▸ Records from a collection
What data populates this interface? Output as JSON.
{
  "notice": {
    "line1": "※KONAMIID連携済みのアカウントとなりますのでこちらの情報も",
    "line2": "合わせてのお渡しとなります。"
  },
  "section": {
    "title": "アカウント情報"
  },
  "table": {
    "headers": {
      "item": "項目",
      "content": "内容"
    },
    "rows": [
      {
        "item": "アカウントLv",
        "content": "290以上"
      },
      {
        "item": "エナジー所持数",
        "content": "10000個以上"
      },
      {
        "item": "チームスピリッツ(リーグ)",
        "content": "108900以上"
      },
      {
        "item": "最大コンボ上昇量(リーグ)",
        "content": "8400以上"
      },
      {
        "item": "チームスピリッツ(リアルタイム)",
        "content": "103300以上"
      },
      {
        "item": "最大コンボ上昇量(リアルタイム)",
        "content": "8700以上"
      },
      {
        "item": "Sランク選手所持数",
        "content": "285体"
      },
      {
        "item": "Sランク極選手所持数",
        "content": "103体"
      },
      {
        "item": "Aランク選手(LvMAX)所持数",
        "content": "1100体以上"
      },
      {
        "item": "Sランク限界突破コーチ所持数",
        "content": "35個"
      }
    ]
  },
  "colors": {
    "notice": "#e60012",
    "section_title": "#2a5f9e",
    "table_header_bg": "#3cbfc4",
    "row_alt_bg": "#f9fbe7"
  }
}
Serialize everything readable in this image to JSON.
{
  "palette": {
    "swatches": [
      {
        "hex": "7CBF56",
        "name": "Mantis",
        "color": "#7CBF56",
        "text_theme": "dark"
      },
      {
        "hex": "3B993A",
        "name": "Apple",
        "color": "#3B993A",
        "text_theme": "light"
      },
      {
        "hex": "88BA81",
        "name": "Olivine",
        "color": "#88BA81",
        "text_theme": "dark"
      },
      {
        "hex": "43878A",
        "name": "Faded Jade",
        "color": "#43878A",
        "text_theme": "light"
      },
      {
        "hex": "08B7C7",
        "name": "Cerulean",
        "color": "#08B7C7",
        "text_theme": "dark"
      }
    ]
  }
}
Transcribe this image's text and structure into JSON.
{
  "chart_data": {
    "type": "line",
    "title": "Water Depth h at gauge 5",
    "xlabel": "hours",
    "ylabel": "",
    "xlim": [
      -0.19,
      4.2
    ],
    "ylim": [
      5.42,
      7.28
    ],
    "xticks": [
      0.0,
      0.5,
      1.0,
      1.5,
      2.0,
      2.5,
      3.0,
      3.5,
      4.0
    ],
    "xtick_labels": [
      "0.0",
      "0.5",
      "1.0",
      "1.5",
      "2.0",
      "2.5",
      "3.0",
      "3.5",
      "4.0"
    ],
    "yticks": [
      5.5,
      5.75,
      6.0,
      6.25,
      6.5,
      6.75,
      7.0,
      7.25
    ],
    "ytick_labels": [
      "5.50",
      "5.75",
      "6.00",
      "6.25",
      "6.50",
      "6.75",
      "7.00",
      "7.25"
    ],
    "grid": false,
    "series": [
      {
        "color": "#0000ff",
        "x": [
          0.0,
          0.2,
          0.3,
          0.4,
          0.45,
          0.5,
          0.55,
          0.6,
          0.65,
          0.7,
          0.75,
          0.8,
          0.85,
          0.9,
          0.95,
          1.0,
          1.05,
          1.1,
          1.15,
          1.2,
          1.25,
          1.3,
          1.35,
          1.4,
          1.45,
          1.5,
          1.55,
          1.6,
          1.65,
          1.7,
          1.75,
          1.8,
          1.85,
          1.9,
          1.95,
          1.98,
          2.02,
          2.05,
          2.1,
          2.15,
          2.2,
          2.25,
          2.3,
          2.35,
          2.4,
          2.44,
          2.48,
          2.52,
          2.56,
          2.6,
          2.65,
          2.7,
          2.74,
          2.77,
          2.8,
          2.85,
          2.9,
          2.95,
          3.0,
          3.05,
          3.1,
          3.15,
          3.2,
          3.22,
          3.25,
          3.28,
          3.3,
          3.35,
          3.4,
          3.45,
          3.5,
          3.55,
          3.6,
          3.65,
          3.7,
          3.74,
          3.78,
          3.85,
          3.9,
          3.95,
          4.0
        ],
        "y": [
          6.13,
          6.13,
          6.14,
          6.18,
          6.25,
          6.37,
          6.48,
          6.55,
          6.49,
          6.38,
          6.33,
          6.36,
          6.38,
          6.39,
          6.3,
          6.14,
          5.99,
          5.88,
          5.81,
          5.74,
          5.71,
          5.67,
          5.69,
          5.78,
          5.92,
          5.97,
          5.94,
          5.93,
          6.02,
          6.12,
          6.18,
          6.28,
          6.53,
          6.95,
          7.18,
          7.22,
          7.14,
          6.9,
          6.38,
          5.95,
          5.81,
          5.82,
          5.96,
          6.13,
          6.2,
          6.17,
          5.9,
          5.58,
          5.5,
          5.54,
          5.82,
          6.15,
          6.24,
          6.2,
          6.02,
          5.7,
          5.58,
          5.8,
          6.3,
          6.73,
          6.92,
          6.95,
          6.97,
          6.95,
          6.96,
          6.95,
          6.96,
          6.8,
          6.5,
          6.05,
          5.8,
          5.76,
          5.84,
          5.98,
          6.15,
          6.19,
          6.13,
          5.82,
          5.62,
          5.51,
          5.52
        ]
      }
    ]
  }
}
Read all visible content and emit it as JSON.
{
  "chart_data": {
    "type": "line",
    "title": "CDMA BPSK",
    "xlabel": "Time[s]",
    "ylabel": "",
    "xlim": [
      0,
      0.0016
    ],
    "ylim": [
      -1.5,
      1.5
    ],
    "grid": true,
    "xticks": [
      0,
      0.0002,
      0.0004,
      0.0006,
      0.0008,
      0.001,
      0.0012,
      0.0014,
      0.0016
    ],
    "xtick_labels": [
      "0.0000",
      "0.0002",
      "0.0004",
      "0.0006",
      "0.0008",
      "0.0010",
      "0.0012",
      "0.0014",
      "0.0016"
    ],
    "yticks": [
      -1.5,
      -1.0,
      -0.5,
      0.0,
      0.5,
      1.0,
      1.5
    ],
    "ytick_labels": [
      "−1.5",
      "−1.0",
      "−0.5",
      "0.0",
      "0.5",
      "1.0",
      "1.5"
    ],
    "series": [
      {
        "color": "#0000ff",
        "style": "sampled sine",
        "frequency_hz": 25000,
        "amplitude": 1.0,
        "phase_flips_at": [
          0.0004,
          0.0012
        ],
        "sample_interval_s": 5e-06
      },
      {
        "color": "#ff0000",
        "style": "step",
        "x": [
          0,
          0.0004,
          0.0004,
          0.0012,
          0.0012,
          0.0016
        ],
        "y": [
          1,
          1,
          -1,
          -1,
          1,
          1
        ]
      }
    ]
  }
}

▸ Objective
Copy each record from above exactly, and include every line.

▸ Expected answer
What data populates this interface? Output as JSON.
{
  "notice": {
    "line1": "※KONAMIID連携済みのアカウントとなりますのでこちらの情報も",
    "line2": "合わせてのお渡しとなります。"
  },
  "section": {
    "title": "アカウント情報"
  },
  "table": {
    "headers": {
      "item": "項目",
      "content": "内容"
    },
    "rows": [
      {
        "item": "アカウントLv",
        "content": "290以上"
      },
      {
        "item": "エナジー所持数",
        "content": "10000個以上"
      },
      {
        "item": "チームスピリッツ(リーグ)",
        "content": "108900以上"
      },
      {
        "item": "最大コンボ上昇量(リーグ)",
        "content": "8400以上"
      },
      {
        "item": "チームスピリッツ(リアルタイム)",
        "content": "103300以上"
      },
      {
        "item": "最大コンボ上昇量(リアルタイム)",
        "content": "8700以上"
      },
      {
        "item": "Sランク選手所持数",
        "content": "285体"
      },
      {
        "item": "Sランク極選手所持数",
        "content": "103体"
      },
      {
        "item": "Aランク選手(LvMAX)所持数",
        "content": "1100体以上"
      },
      {
        "item": "Sランク限界突破コーチ所持数",
        "content": "35個"
      }
    ]
  },
  "colors": {
    "notice": "#e60012",
    "section_title": "#2a5f9e",
    "table_header_bg": "#3cbfc4",
    "row_alt_bg": "#f9fbe7"
  }
}
Serialize everything readable in this image to JSON.
{
  "palette": {
    "swatches": [
      {
        "hex": "7CBF56",
        "name": "Mantis",
        "color": "#7CBF56",
        "text_theme": "dark"
      },
      {
        "hex": "3B993A",
        "name": "Apple",
        "color": "#3B993A",
        "text_theme": "light"
      },
      {
        "hex": "88BA81",
        "name": "Olivine",
        "color": "#88BA81",
        "text_theme": "dark"
      },
      {
        "hex": "43878A",
        "name": "Faded Jade",
        "color": "#43878A",
        "text_theme": "light"
      },
      {
        "hex": "08B7C7",
        "name": "Cerulean",
        "color": "#08B7C7",
        "text_theme": "dark"
      }
    ]
  }
}
Transcribe this image's text and structure into JSON.
{
  "chart_data": {
    "type": "line",
    "title": "Water Depth h at gauge 5",
    "xlabel": "hours",
    "ylabel": "",
    "xlim": [
      -0.19,
      4.2
    ],
    "ylim": [
      5.42,
      7.28
    ],
    "xticks": [
      0.0,
      0.5,
      1.0,
      1.5,
      2.0,
      2.5,
      3.0,
      3.5,
      4.0
    ],
    "xtick_labels": [
      "0.0",
      "0.5",
      "1.0",
      "1.5",
      "2.0",
      "2.5",
      "3.0",
      "3.5",
      "4.0"
    ],
    "yticks": [
      5.5,
      5.75,
      6.0,
      6.25,
      6.5,
      6.75,
      7.0,
      7.25
    ],
    "ytick_labels": [
      "5.50",
      "5.75",
      "6.00",
      "6.25",
      "6.50",
      "6.75",
      "7.00",
      "7.25"
    ],
    "grid": false,
    "series": [
      {
        "color": "#0000ff",
        "x": [
          0.0,
          0.2,
          0.3,
          0.4,
          0.45,
          0.5,
          0.55,
          0.6,
          0.65,
          0.7,
          0.75,
          0.8,
          0.85,
          0.9,
          0.95,
          1.0,
          1.05,
          1.1,
          1.15,
          1.2,
          1.25,
          1.3,
          1.35,
          1.4,
          1.45,
          1.5,
          1.55,
          1.6,
          1.65,
          1.7,
          1.75,
          1.8,
          1.85,
          1.9,
          1.95,
          1.98,
          2.02,
          2.05,
          2.1,
          2.15,
          2.2,
          2.25,
          2.3,
          2.35,
          2.4,
          2.44,
          2.48,
          2.52,
          2.56,
          2.6,
          2.65,
          2.7,
          2.74,
          2.77,
          2.8,
          2.85,
          2.9,
          2.95,
          3.0,
          3.05,
          3.1,
          3.15,
          3.2,
          3.22,
          3.25,
          3.28,
          3.3,
          3.35,
          3.4,
          3.45,
          3.5,
          3.55,
          3.6,
          3.65,
          3.7,
          3.74,
          3.78,
          3.85,
          3.9,
          3.95,
          4.0
        ],
        "y": [
          6.13,
          6.13,
          6.14,
          6.18,
          6.25,
          6.37,
          6.48,
          6.55,
          6.49,
          6.38,
          6.33,
          6.36,
          6.38,
          6.39,
          6.3,
          6.14,
          5.99,
          5.88,
          5.81,
          5.74,
          5.71,
          5.67,
          5.69,
          5.78,
          5.92,
          5.97,
          5.94,
          5.93,
          6.02,
          6.12,
          6.18,
          6.28,
          6.53,
          6.95,
          7.18,
          7.22,
          7.14,
          6.9,
          6.38,
          5.95,
          5.81,
          5.82,
          5.96,
          6.13,
          6.2,
          6.17,
          5.9,
          5.58,
          5.5,
          5.54,
          5.82,
          6.15,
          6.24,
          6.2,
          6.02,
          5.7,
          5.58,
          5.8,
          6.3,
          6.73,
          6.92,
          6.95,
          6.97,
          6.95,
          6.96,
          6.95,
          6.96,
          6.8,
          6.5,
          6.05,
          5.8,
          5.76,
          5.84,
          5.98,
          6.15,
          6.19,
          6.13,
          5.82,
          5.62,
          5.51,
          5.52
        ]
      }
    ]
  }
}
Read all visible content and emit it as JSON.
{
  "chart_data": {
    "type": "line",
    "title": "CDMA BPSK",
    "xlabel": "Time[s]",
    "ylabel": "",
    "xlim": [
      0,
      0.0016
    ],
    "ylim": [
      -1.5,
      1.5
    ],
    "grid": true,
    "xticks": [
      0,
      0.0002,
      0.0004,
      0.0006,
      0.0008,
      0.001,
      0.0012,
      0.0014,
      0.0016
    ],
    "xtick_labels": [
      "0.0000",
      "0.0002",
      "0.0004",
      "0.0006",
      "0.0008",
      "0.0010",
      "0.0012",
      "0.0014",
      "0.0016"
    ],
    "yticks": [
      -1.5,
      -1.0,
      -0.5,
      0.0,
      0.5,
      1.0,
      1.5
    ],
    "ytick_labels": [
      "−1.5",
      "−1.0",
      "−0.5",
      "0.0",
      "0.5",
      "1.0",
      "1.5"
    ],
    "series": [
      {
        "color": "#0000ff",
        "style": "sampled sine",
        "frequency_hz": 25000,
        "amplitude": 1.0,
        "phase_flips_at": [
          0.0004,
          0.0012
        ],
        "sample_interval_s": 5e-06
      },
      {
        "color": "#ff0000",
        "style": "step",
        "x": [
          0,
          0.0004,
          0.0004,
          0.0012,
          0.0012,
          0.0016
        ],
        "y": [
          1,
          1,
          -1,
          -1,
          1,
          1
        ]
      }
    ]
  }
}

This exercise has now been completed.